# [Prompt]
Pick out every line in the data below that contains the string "price", and copy each of those lines in full.
══════════════════════════════
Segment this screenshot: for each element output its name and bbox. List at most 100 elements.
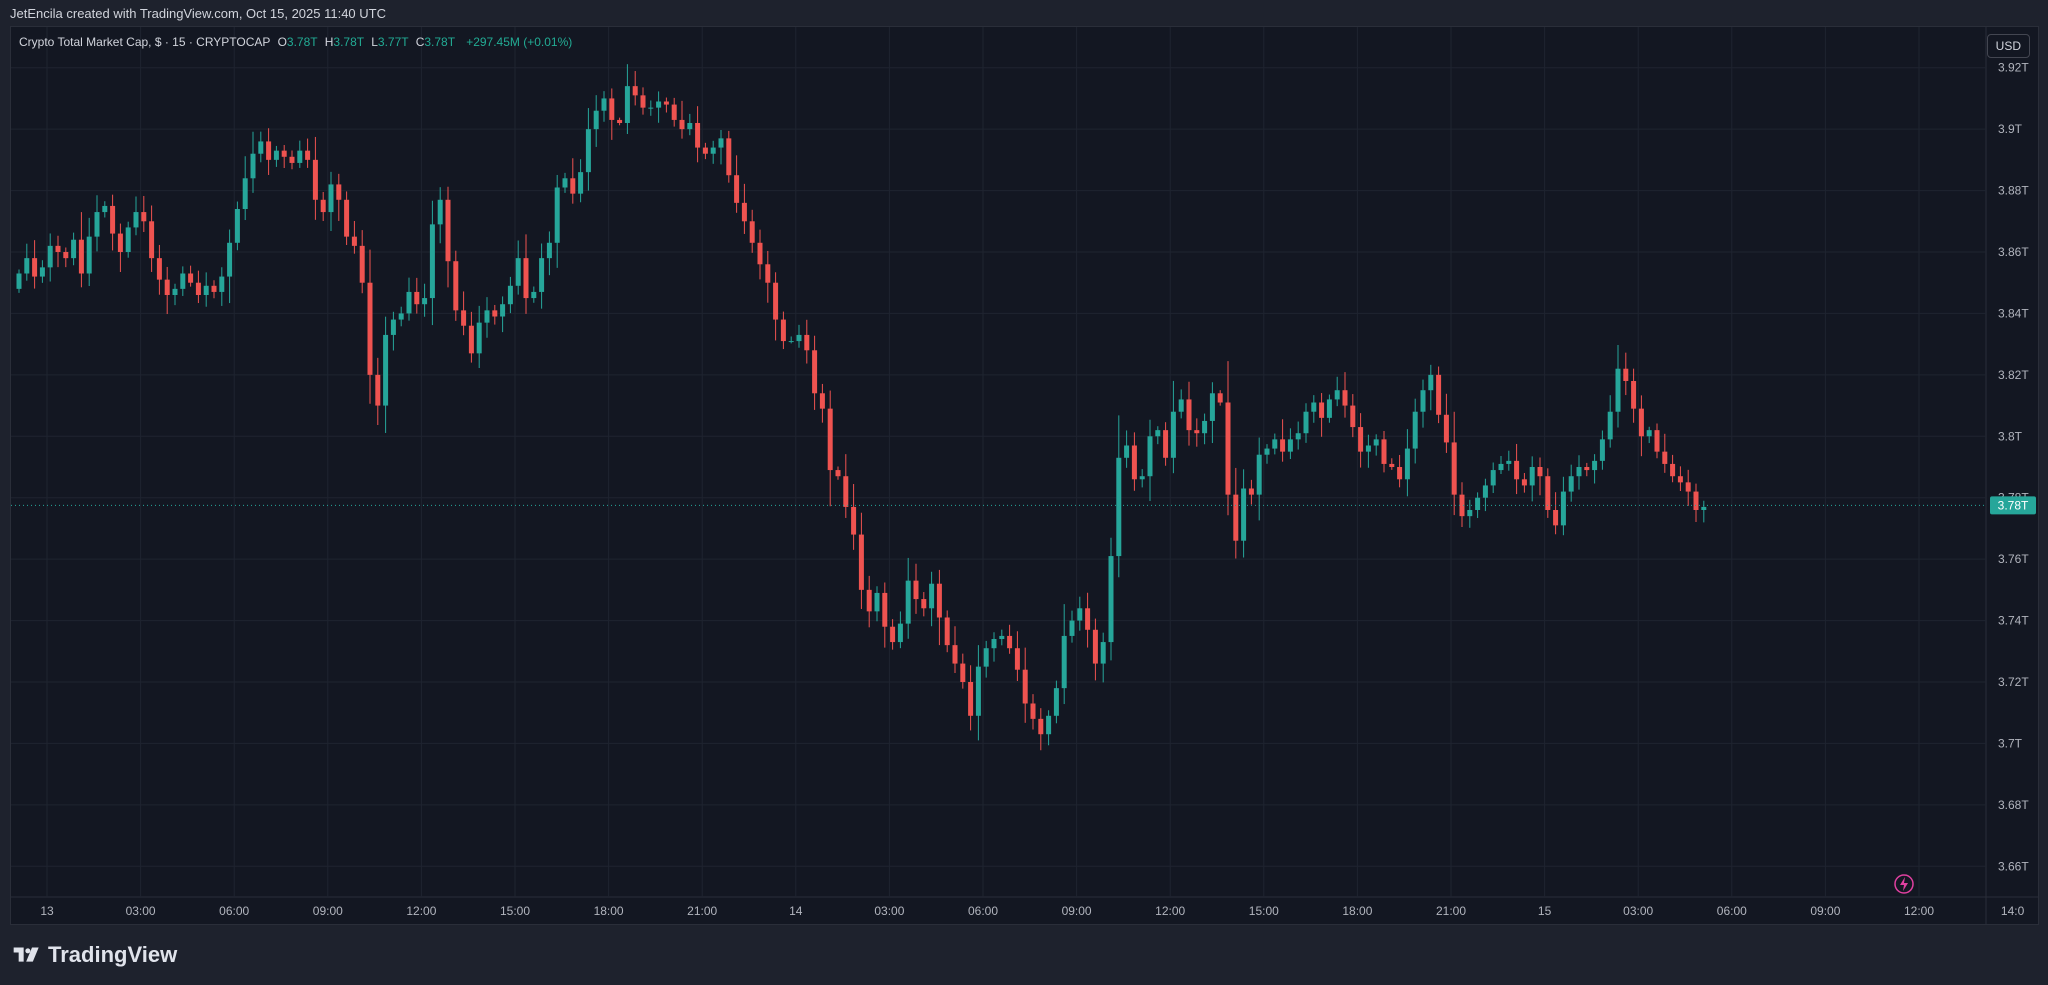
candle-body [164,279,170,295]
candle-body [1319,402,1325,418]
flash-icon[interactable] [1893,873,1915,895]
candle-body [624,86,630,123]
candle-body [936,583,942,618]
candle-body [905,580,911,624]
candle-body [968,682,974,716]
candle-body [1381,439,1387,464]
candle-body [609,98,615,120]
price-tick-label: 3.76T [1998,552,2029,566]
candle-body [1459,494,1465,517]
candle-body [78,239,84,274]
candle-body [921,599,927,609]
candle-body [344,199,350,237]
candle-body [1451,442,1457,495]
time-tick-label: 21:00 [1436,904,1466,918]
candle-body [1116,457,1122,557]
candle-body [188,273,194,283]
candle-body [1514,460,1520,480]
time-tick-label: 12:00 [1904,904,1934,918]
candle-body [578,172,584,194]
legend-high-label: H [324,35,334,49]
time-tick-label: 13 [40,904,54,918]
candle-body [149,221,155,259]
candle-body [94,212,100,237]
brand[interactable]: TradingView [12,942,177,968]
candle-body [55,245,61,252]
candle-body [1272,439,1278,449]
candle-body [1428,374,1434,391]
candle-body [398,313,404,320]
candle-body [1412,411,1418,449]
candle-body [1607,411,1613,440]
candle-body [500,304,506,317]
time-tick-label: 18:00 [1342,904,1372,918]
price-tick-label: 3.86T [1998,245,2029,259]
price-tick-label: 3.88T [1998,184,2029,198]
candle-body [1108,556,1114,643]
candle-body [546,242,552,259]
candle-body [1217,393,1223,403]
candle-body [539,258,545,292]
price-tick-label: 3.68T [1998,798,2029,812]
candle-body [1404,448,1410,480]
candle-body [320,199,326,213]
candle-body [1646,430,1652,437]
candle-body [632,86,638,96]
chart-caption: JetEncila created with TradingView.com, … [10,6,386,21]
candle-body [351,236,357,246]
candle-body [1498,463,1504,471]
candle-body [1061,635,1067,689]
candle-body [562,178,568,188]
candle-body [1334,390,1340,400]
candle-body [476,322,482,354]
candle-body [507,285,513,305]
candle-body [289,156,295,163]
candle-body [858,534,864,590]
time-tick-label: 15 [1538,904,1552,918]
candle-body [414,291,420,305]
candle-body [1186,399,1192,431]
candle-body [1592,460,1598,471]
candle-body [991,639,997,649]
candle-body [195,282,201,295]
legend-change: +297.45M (+0.01%) [466,35,573,49]
price-tick-label: 3.66T [1998,859,2029,873]
candle-body [593,110,599,130]
candle-body [734,175,740,203]
last-price-badge [1990,496,2036,515]
candle-body [492,310,498,317]
time-tick-label: 14:0 [2001,904,2025,918]
candlestick-chart[interactable]: 3.66T 3.68T 3.7T 3.72T 3.74T 3.76T 3.78T 3.8T 3.… [11,27,2038,924]
candle-body [1163,430,1169,458]
candle-body [983,648,989,667]
candle-body [71,239,77,259]
candle-body [211,285,217,292]
candle-body [1046,715,1052,735]
candle-body [1436,374,1442,415]
candle-body [1631,381,1637,409]
candle-body [1638,408,1644,437]
legend-close-value: 3.78T [424,35,455,49]
brand-name: TradingView [48,942,178,967]
candle-body [851,506,857,535]
price-tick-label: 3.8T [1998,429,2023,443]
tradingview-logo [13,947,39,962]
candle-body [219,276,225,292]
candle-body [250,153,256,179]
candle-body [718,138,724,148]
candle-body [944,617,950,646]
candle-body [1560,491,1566,526]
symbol-title[interactable]: Crypto Total Market Cap, $ · 15 · CRYPTO… [19,35,271,49]
candle-body [1677,476,1683,483]
candle-body [679,119,685,130]
currency-button[interactable]: USD [1986,34,2030,58]
candle-body [812,350,818,394]
chart-area[interactable]: 3.66T 3.68T 3.7T 3.72T 3.74T 3.76T 3.78T 3.8T 3.… [10,26,2039,925]
candle-body [695,123,701,148]
candle-body [1007,635,1013,649]
candle-body [429,224,435,299]
candle-body [1209,393,1215,421]
candle-body [866,589,872,612]
candle-body [110,205,116,234]
candle-body [1475,497,1481,510]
══════════════════════════════
# [Solution to this task]
price-tick-label: 3.76T [1998,552,2029,566]
price-tick-label: 3.86T [1998,245,2029,259]
price-tick-label: 3.88T [1998,184,2029,198]
price-tick-label: 3.68T [1998,798,2029,812]
price-tick-label: 3.66T [1998,859,2029,873]
last-price-badge [1990,496,2036,515]
price-tick-label: 3.8T [1998,429,2023,443]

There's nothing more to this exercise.